• _RECORD LIST_:
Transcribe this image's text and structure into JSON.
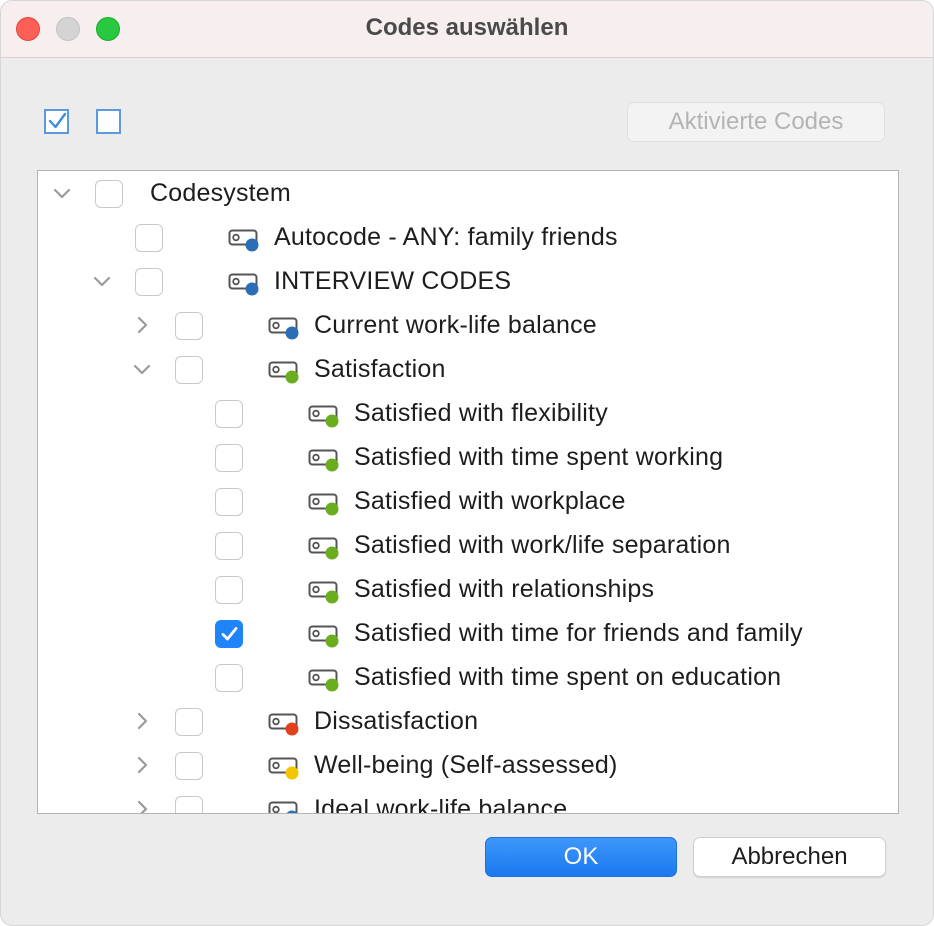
{
  "window": {
    "title": "Codes auswählen"
  },
  "toolbar": {
    "activated_codes_label": "Aktivierte Codes"
  },
  "tree": {
    "items": [
      {
        "label": "Codesystem",
        "expander": "expanded",
        "checked": false,
        "icon": "none"
      },
      {
        "label": "Autocode - ANY: family  friends",
        "expander": "none",
        "checked": false,
        "icon": "code-icon",
        "color": "#2c6eb5"
      },
      {
        "label": "INTERVIEW CODES",
        "expander": "expanded",
        "checked": false,
        "icon": "code-icon",
        "color": "#2c6eb5"
      },
      {
        "label": "Current work-life balance",
        "expander": "collapsed",
        "checked": false,
        "icon": "code-icon",
        "color": "#2c6eb5"
      },
      {
        "label": "Satisfaction",
        "expander": "expanded",
        "checked": false,
        "icon": "code-icon",
        "color": "#6aad1e"
      },
      {
        "label": "Satisfied with flexibility",
        "expander": "none",
        "checked": false,
        "icon": "code-icon",
        "color": "#6aad1e"
      },
      {
        "label": "Satisfied with time spent working",
        "expander": "none",
        "checked": false,
        "icon": "code-icon",
        "color": "#6aad1e"
      },
      {
        "label": "Satisfied with workplace",
        "expander": "none",
        "checked": false,
        "icon": "code-icon",
        "color": "#6aad1e"
      },
      {
        "label": "Satisfied with work/life separation",
        "expander": "none",
        "checked": false,
        "icon": "code-icon",
        "color": "#6aad1e"
      },
      {
        "label": "Satisfied with relationships",
        "expander": "none",
        "checked": false,
        "icon": "code-icon",
        "color": "#6aad1e"
      },
      {
        "label": "Satisfied with time for friends and family",
        "expander": "none",
        "checked": true,
        "icon": "code-icon",
        "color": "#6aad1e"
      },
      {
        "label": "Satisfied with time spent on education",
        "expander": "none",
        "checked": false,
        "icon": "code-icon",
        "color": "#6aad1e"
      },
      {
        "label": "Dissatisfaction",
        "expander": "collapsed",
        "checked": false,
        "icon": "code-icon",
        "color": "#e0401c"
      },
      {
        "label": "Well-being (Self-assessed)",
        "expander": "collapsed",
        "checked": false,
        "icon": "code-icon",
        "color": "#f2c600"
      },
      {
        "label": "Ideal work-life balance",
        "expander": "collapsed",
        "checked": false,
        "icon": "code-icon",
        "color": "#2c6eb5"
      }
    ]
  },
  "footer": {
    "ok_label": "OK",
    "cancel_label": "Abbrechen"
  }
}
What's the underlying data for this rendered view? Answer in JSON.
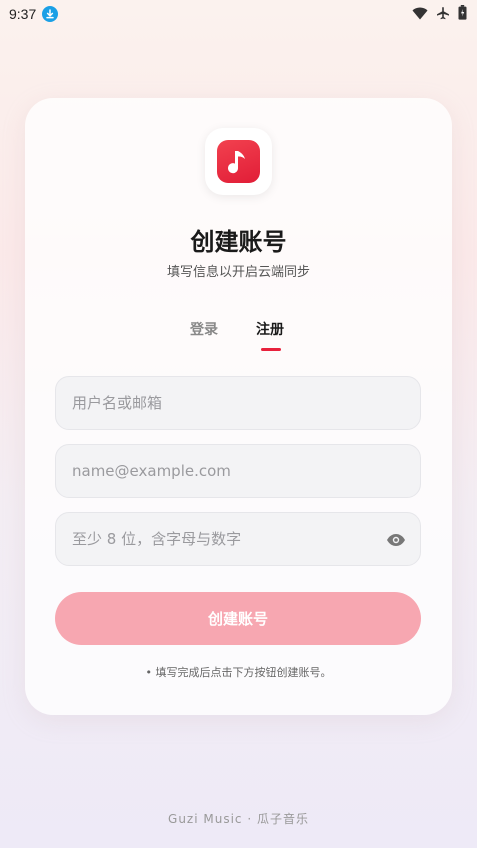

• _WHAT IS EXPECTED_: From the data above, copy out every line with the string "family" in it.

• _RESPONSE_:
        "label": "Autocode - ANY: family  friends",
        "label": "Satisfied with time for friends and family",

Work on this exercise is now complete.